## EXERCISE
Locate the lines of the listing below that hold "Gymn", then copy each of them.

━━ STORED RECORDS

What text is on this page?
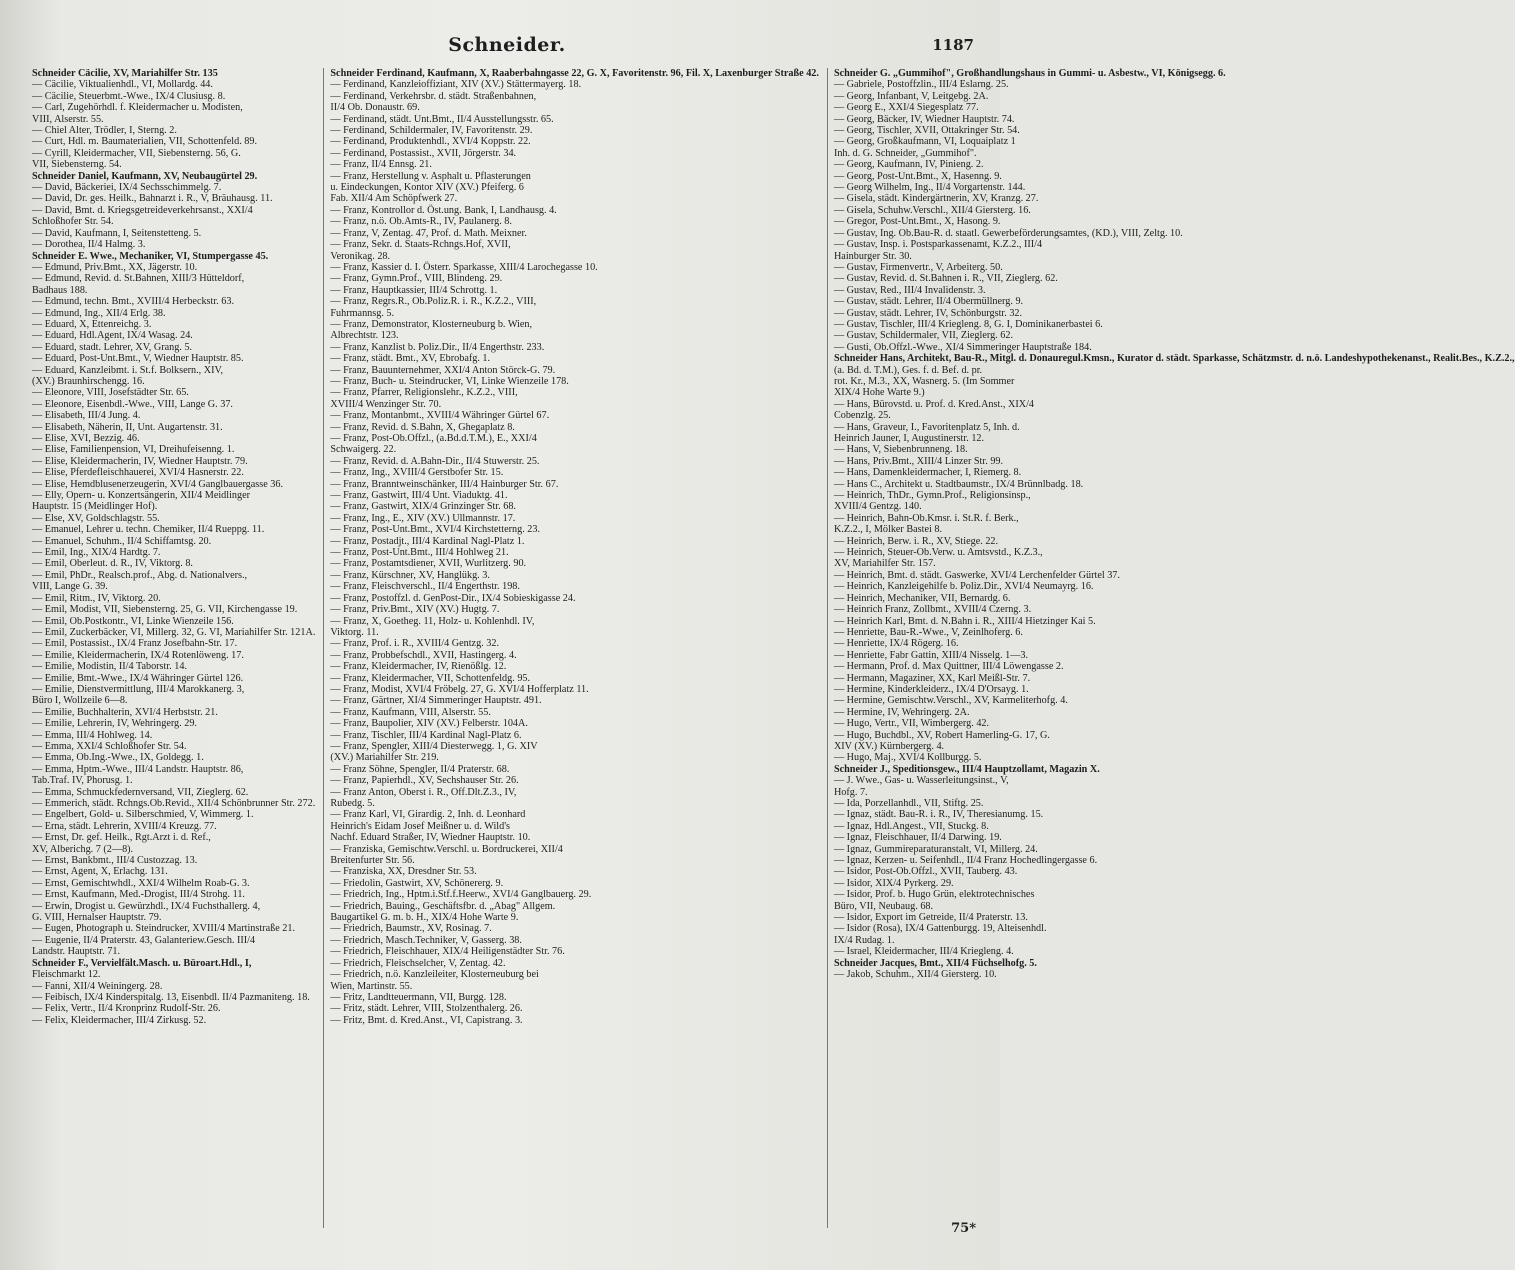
Schneider.	1187
Schneider Cäcilie, XV, Mariahilfer Str. 135
— Cäcilie, Viktualienhdl., VI, Mollardg. 44.
— Cäcilie, Steuerbmt.-Wwe., IX/4 Clusiusg. 8.
— Carl, Zugehörhdl. f. Kleidermacher u. Modisten,
VIII, Alserstr. 55.
— Chiel Alter, Trödler, I, Sterng. 2.
— Curt, Hdl. m. Baumaterialien, VII, Schottenfeld. 89.
— Cyrill, Kleidermacher, VII, Siebensterng. 56, G.
VII, Siebensterng. 54.
Schneider Daniel, Kaufmann, XV, Neubaugürtel 29.
— David, Bäckeriei, IX/4 Sechsschimmelg. 7.
— David, Dr. ges. Heilk., Bahnarzt i. R., V, Bräuhausg. 11.
— David, Bmt. d. Kriegsgetreideverkehrsanst., XXI/4
Schloßhofer Str. 54.
— David, Kaufmann, I, Seitenstetteng. 5.
— Dorothea, II/4 Halmg. 3.
Schneider E. Wwe., Mechaniker, VI, Stumpergasse 45.
— Edmund, Priv.Bmt., XX, Jägerstr. 10.
— Edmund, Revid. d. St.Bahnen, XIII/3 Hütteldorf,
Badhaus 188.
— Edmund, techn. Bmt., XVIII/4 Herbeckstr. 63.
— Edmund, Ing., XII/4 Erlg. 38.
— Eduard, X, Ettenreichg. 3.
— Eduard, Hdl.Agent, IX/4 Wasag. 24.
— Eduard, stadt. Lehrer, XV, Grang. 5.
— Eduard, Post-Unt.Bmt., V, Wiedner Hauptstr. 85.
— Eduard, Kanzleibmt. i. St.f. Bolksern., XIV,
(XV.) Braunhirschengg. 16.
— Eleonore, VIII, Josefstädter Str. 65.
— Eleonore, Eisenbdl.-Wwe., VIII, Lange G. 37.
— Elisabeth, III/4 Jung. 4.
— Elisabeth, Näherin, II, Unt. Augartenstr. 31.
— Elise, XVI, Bezzig. 46.
— Elise, Familienpension, VI, Dreihufeisenng. 1.
— Elise, Kleidermacherin, IV, Wiedner Hauptstr. 79.
— Elise, Pferdefleischhauerei, XVI/4 Hasnerstr. 22.
— Elise, Hemdblusenerzeugerin, XVI/4 Ganglbauergasse 36.
— Elly, Opern- u. Konzertsängerin, XII/4 Meidlinger
Hauptstr. 15 (Meidlinger Hof).
— Else, XV, Goldschlagstr. 55.
— Emanuel, Lehrer u. techn. Chemiker, II/4 Rueppg. 11.
— Emanuel, Schuhm., II/4 Schiffamtsg. 20.
— Emil, Ing., XIX/4 Hardtg. 7.
— Emil, Oberleut. d. R., IV, Viktorg. 8.
— Emil, PhDr., Realsch.prof., Abg. d. Nationalvers.,
VIII, Lange G. 39.
— Emil, Ritm., IV, Viktorg. 20.
— Emil, Modist, VII, Siebensterng. 25, G. VII, Kirchengasse 19.
— Emil, Ob.Postkontr., VI, Linke Wienzeile 156.
— Emil, Zuckerbäcker, VI, Millerg. 32, G. VI, Mariahilfer Str. 121A.
— Emil, Postassist., IX/4 Franz Josefbahn-Str. 17.
— Emilie, Kleidermacherin, IX/4 Rotenlöweng. 17.
— Emilie, Modistin, II/4 Taborstr. 14.
— Emilie, Bmt.-Wwe., IX/4 Währinger Gürtel 126.
— Emilie, Dienstvermittlung, III/4 Marokkanerg. 3,
Büro I, Wollzeile 6—8.
— Emilie, Buchhalterin, XVI/4 Herbststr. 21.
— Emilie, Lehrerin, IV, Wehringerg. 29.
— Emma, III/4 Hohlweg. 14.
— Emma, XXI/4 Schloßhofer Str. 54.
— Emma, Ob.Ing.-Wwe., IX, Goldegg. 1.
— Emma, Hptm.-Wwe., III/4 Landstr. Hauptstr. 86,
Tab.Traf. IV, Phorusg. 1.
— Emma, Schmuckfedernversand, VII, Zieglerg. 62.
— Emmerich, städt. Rchngs.Ob.Revid., XII/4 Schönbrunner Str. 272.
— Engelbert, Gold- u. Silberschmied, V, Wimmerg. 1.
— Erna, städt. Lehrerin, XVIII/4 Kreuzg. 77.
— Ernst, Dr. gef. Heilk., Rgt.Arzt i. d. Ref.,
XV, Alberichg. 7 (2—8).
— Ernst, Bankbmt., III/4 Custozzag. 13.
— Ernst, Agent, X, Erlachg. 131.
— Ernst, Gemischtwhdl., XXI/4 Wilhelm Roab-G. 3.
— Ernst, Kaufmann, Med.-Drogist, III/4 Strohg. 11.
— Erwin, Drogist u. Gewürzhdl., IX/4 Fuchsthallerg. 4,
G. VIII, Hernalser Hauptstr. 79.
— Eugen, Photograph u. Steindrucker, XVIII/4 Martinstraße 21.
— Eugenie, II/4 Praterstr. 43, Galanteriew.Gesch. III/4
Landstr. Hauptstr. 71.
Schneider F., Vervielfält.Masch. u. Büroart.Hdl., I,
Fleischmarkt 12.
— Fanni, XII/4 Weiningerg. 28.
— Feibisch, IX/4 Kinderspitalg. 13, Eisenbdl. II/4 Pazmaniteng. 18.
— Felix, Vertr., II/4 Kronprinz Rudolf-Str. 26.
— Felix, Kleidermacher, III/4 Zirkusg. 52.
Schneider Ferdinand, Kaufmann, X, Raaberbahngasse 22, G. X, Favoritenstr. 96, Fil. X, Laxenburger Straße 42.
— Ferdinand, Kanzleioffiziant, XIV (XV.) Stättermayerg. 18.
— Ferdinand, Verkehrsbr. d. städt. Straßenbahnen,
II/4 Ob. Donaustr. 69.
— Ferdinand, städt. Unt.Bmt., II/4 Ausstellungsstr. 65.
— Ferdinand, Schildermaler, IV, Favoritenstr. 29.
— Ferdinand, Produktenhdl., XVI/4 Koppstr. 22.
— Ferdinand, Postassist., XVII, Jörgerstr. 34.
— Franz, II/4 Ennsg. 21.
— Franz, Herstellung v. Asphalt u. Pflasterungen
u. Eindeckungen, Kontor XIV (XV.) Pfeiferg. 6
Fab. XII/4 Am Schöpfwerk 27.
— Franz, Kontrollor d. Öst.ung. Bank, I, Landhausg. 4.
— Franz, n.ö. Ob.Amts-R., IV, Paulanerg. 8.
— Franz, V, Zentag. 47, Prof. d. Math. Meixner.
— Franz, Sekr. d. Staats-Rchngs.Hof, XVII,
Veronikag. 28.
— Franz, Kassier d. I. Österr. Sparkasse, XIII/4 Larochegasse 10.
— Franz, Gymn.Prof., VIII, Blindeng. 29.
— Franz, Hauptkassier, III/4 Schrottg. 1.
— Franz, Regrs.R., Ob.Poliz.R. i. R., K.Z.2., VIII,
Fuhrmannsg. 5.
— Franz, Demonstrator, Klosterneuburg b. Wien,
Albrechtstr. 123.
— Franz, Kanzlist b. Poliz.Dir., II/4 Engerthstr. 233.
— Franz, städt. Bmt., XV, Ebrobafg. 1.
— Franz, Bauunternehmer, XXI/4 Anton Störck-G. 79.
— Franz, Buch- u. Steindrucker, VI, Linke Wienzeile 178.
— Franz, Pfarrer, Religionslehr., K.Z.2., VIII,
XVIII/4 Wenzinger Str. 70.
— Franz, Montanbmt., XVIII/4 Währinger Gürtel 67.
— Franz, Revid. d. S.Bahn, X, Ghegaplatz 8.
— Franz, Post-Ob.Offzl., (a.Bd.d.T.M.), E., XXI/4
Schwaigerg. 22.
— Franz, Revid. d. A.Bahn-Dir., II/4 Stuwerstr. 25.
— Franz, Ing., XVIII/4 Gerstbofer Str. 15.
— Franz, Branntweinschänker, III/4 Hainburger Str. 67.
— Franz, Gastwirt, III/4 Unt. Viaduktg. 41.
— Franz, Gastwirt, XIX/4 Grinzinger Str. 68.
— Franz, Ing., E., XIV (XV.) Ullmannstr. 17.
— Franz, Post-Unt.Bmt., XVI/4 Kirchstetterng. 23.
— Franz, Postadjt., III/4 Kardinal Nagl-Platz 1.
— Franz, Post-Unt.Bmt., III/4 Hohlweg 21.
— Franz, Postamtsdiener, XVII, Wurlitzerg. 90.
— Franz, Kürschner, XV, Hanglükg. 3.
— Franz, Fleischverschl., II/4 Engerthstr. 198.
— Franz, Postoffzl. d. GenPost-Dir., IX/4 Sobieskigasse 24.
— Franz, Priv.Bmt., XIV (XV.) Hugtg. 7.
— Franz, X, Goetheg. 11, Holz- u. Kohlenhdl. IV,
Viktorg. 11.
— Franz, Prof. i. R., XVIII/4 Gentzg. 32.
— Franz, Probbefschdl., XVII, Hastingerg. 4.
— Franz, Kleidermacher, IV, Rienößlg. 12.
— Franz, Kleidermacher, VII, Schottenfeldg. 95.
— Franz, Modist, XVI/4 Fröbelg. 27, G. XVI/4 Hofferplatz 11.
— Franz, Gärtner, XI/4 Simmeringer Hauptstr. 491.
— Franz, Kaufmann, VIII, Alserstr. 55.
— Franz, Baupolier, XIV (XV.) Felberstr. 104A.
— Franz, Tischler, III/4 Kardinal Nagl-Platz 6.
— Franz, Spengler, XIII/4 Diesterwegg. 1, G. XIV
(XV.) Mariahilfer Str. 219.
— Franz Söhne, Spengler, II/4 Praterstr. 68.
— Franz, Papierhdl., XV, Sechshauser Str. 26.
— Franz Anton, Oberst i. R., Off.Dlt.Z.3., IV,
Rubedg. 5.
— Franz Karl, VI, Girardig. 2, Inh. d. Leonhard
Heinrich's Eidam Josef Meißner u. d. Wild's
Nachf. Eduard Straßer, IV, Wiedner Hauptstr. 10.
— Franziska, Gemischtw.Verschl. u. Bordruckerei, XII/4
Breitenfurter Str. 56.
— Franziska, XX, Dresdner Str. 53.
— Friedolin, Gastwirt, XV, Schönererg. 9.
— Friedrich, Ing., Hptm.i.Stf.f.Heerw., XVI/4 Ganglbauerg. 29.
— Friedrich, Bauing., Geschäftsfbr. d. „Abag" Allgem.
Baugartikel G. m. b. H., XIX/4 Hohe Warte 9.
— Friedrich, Baumstr., XV, Rosinag. 7.
— Friedrich, Masch.Techniker, V, Gasserg. 38.
— Friedrich, Fleischhauer, XIX/4 Heiligenstädter Str. 76.
— Friedrich, Fleischselcher, V, Zentag. 42.
— Friedrich, n.ö. Kanzleileiter, Klosterneuburg bei
Wien, Martinstr. 55.
— Fritz, Landtteuermann, VII, Burgg. 128.
— Fritz, städt. Lehrer, VIII, Stolzenthalerg. 26.
— Fritz, Bmt. d. Kred.Anst., VI, Capistrang. 3.
Schneider G. „Gummihof", Großhandlungshaus in Gummi- u. Asbestw., VI, Königsegg. 6.
— Gabriele, Postoffzlin., III/4 Eslarng. 25.
— Georg, Infanbant, V, Leitgebg. 2A.
— Georg E., XXI/4 Siegesplatz 77.
— Georg, Bäcker, IV, Wiedner Hauptstr. 74.
— Georg, Tischler, XVII, Ottakringer Str. 54.
— Georg, Großkaufmann, VI, Loquaiplatz 1
Inh. d. G. Schneider, „Gummihof".
— Georg, Kaufmann, IV, Pinieng. 2.
— Georg, Post-Unt.Bmt., X, Hasenng. 9.
— Georg Wilhelm, Ing., II/4 Vorgartenstr. 144.
— Gisela, städt. Kindergärtnerin, XV, Kranzg. 27.
— Gisela, Schuhw.Verschl., XII/4 Giersterg. 16.
— Gregor, Post-Unt.Bmt., X, Hasong. 9.
— Gustav, Ing. Ob.Bau-R. d. staatl. Gewerbeförderungsamtes, (KD.), VIII, Zeltg. 10.
— Gustav, Insp. i. Postsparkassenamt, K.Z.2., III/4
Hainburger Str. 30.
— Gustav, Firmenvertr., V, Arbeiterg. 50.
— Gustav, Revid. d. St.Bahnen i. R., VII, Zieglerg. 62.
— Gustav, Red., III/4 Invalidenstr. 3.
— Gustav, städt. Lehrer, II/4 Obermüllnerg. 9.
— Gustav, städt. Lehrer, IV, Schönburgstr. 32.
— Gustav, Tischler, III/4 Kriegleng. 8, G. I, Dominikanerbastei 6.
— Gustav, Schildermaler, VII, Zieglerg. 62.
— Gusti, Ob.Offzl.-Wwe., XI/4 Simmeringer Hauptstraße 184.
Schneider Hans, Architekt, Bau-R., Mitgl. d. Donauregul.Kmsn., Kurator d. städt. Sparkasse, Schätzmstr. d. n.ö. Landeshypothekenanst., Realit.Bes., K.Z.2.,
(a. Bd. d. T.M.), Ges. f. d. Bef. d. pr.
rot. Kr., M.3., XX, Wasnerg. 5. (Im Sommer
XIX/4 Hohe Warte 9.)
— Hans, Bürovstd. u. Prof. d. Kred.Anst., XIX/4
Cobenzlg. 25.
— Hans, Graveur, I., Favoritenplatz 5, Inh. d.
Heinrich Jauner, I, Augustinerstr. 12.
— Hans, V, Siebenbrunneng. 18.
— Hans, Priv.Bmt., XIII/4 Linzer Str. 99.
— Hans, Damenkleidermacher, I, Riemerg. 8.
— Hans C., Architekt u. Stadtbaumstr., IX/4 Brünnlbadg. 18.
— Heinrich, ThDr., Gymn.Prof., Religionsinsp.,
XVIII/4 Gentzg. 140.
— Heinrich, Bahn-Ob.Kmsr. i. St.R. f. Berk.,
K.Z.2., I, Mölker Bastei 8.
— Heinrich, Berw. i. R., XV, Stiege. 22.
— Heinrich, Steuer-Ob.Verw. u. Amtsvstd., K.Z.3.,
XV, Mariahilfer Str. 157.
— Heinrich, Bmt. d. städt. Gaswerke, XVI/4 Lerchenfelder Gürtel 37.
— Heinrich, Kanzleigehilfe b. Poliz.Dir., XVI/4 Neumayrg. 16.
— Heinrich, Mechaniker, VII, Bernardg. 6.
— Heinrich Franz, Zollbmt., XVIII/4 Czerng. 3.
— Heinrich Karl, Bmt. d. N.Bahn i. R., XIII/4 Hietzinger Kai 5.
— Henriette, Bau-R.-Wwe., V, Zeinlhoferg. 6.
— Henriette, IX/4 Rögerg. 16.
— Henriette, Fabr Gattin, XIII/4 Nisselg. 1—3.
— Hermann, Prof. d. Max Quittner, III/4 Löwengasse 2.
— Hermann, Magaziner, XX, Karl Meißl-Str. 7.
— Hermine, Kinderkleiderz., IX/4 D'Orsayg. 1.
— Hermine, Gemischtw.Verschl., XV, Karmeliterhofg. 4.
— Hermine, IV, Wehringerg. 2A.
— Hugo, Vertr., VII, Wimbergerg. 42.
— Hugo, Buchdbl., XV, Robert Hamerling-G. 17, G.
XIV (XV.) Kürnbergerg. 4.
— Hugo, Maj., XVI/4 Kollburgg. 5.
Schneider J., Speditionsgew., III/4 Hauptzollamt, Magazin X.
— J. Wwe., Gas- u. Wasserleitungsinst., V,
Hofg. 7.
— Ida, Porzellanhdl., VII, Stiftg. 25.
— Ignaz, städt. Bau-R. i. R., IV, Theresianumg. 15.
— Ignaz, Hdl.Angest., VII, Stuckg. 8.
— Ignaz, Fleischhauer, II/4 Darwing. 19.
— Ignaz, Gummireparaturanstalt, VI, Millerg. 24.
— Ignaz, Kerzen- u. Seifenhdl., II/4 Franz Hochedlingergasse 6.
— Isidor, Post-Ob.Offzl., XVII, Tauberg. 43.
— Isidor, XIX/4 Pyrkerg. 29.
— Isidor, Prof. b. Hugo Grün, elektrotechnisches
Büro, VII, Neubaug. 68.
— Isidor, Export im Getreide, II/4 Praterstr. 13.
— Isidor (Rosa), IX/4 Gattenburgg. 19, Alteisenhdl.
IX/4 Rudag. 1.
— Israel, Kleidermacher, III/4 Kriegleng. 4.
Schneider Jacques, Bmt., XII/4 Füchselhofg. 5.
— Jakob, Schuhm., XII/4 Giersterg. 10.
75*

━━━━

## SOLUTION FOR THIS PROBLEM
— Franz, Gymn.Prof., VIII, Blindeng. 29.
— Heinrich, ThDr., Gymn.Prof., Religionsinsp.,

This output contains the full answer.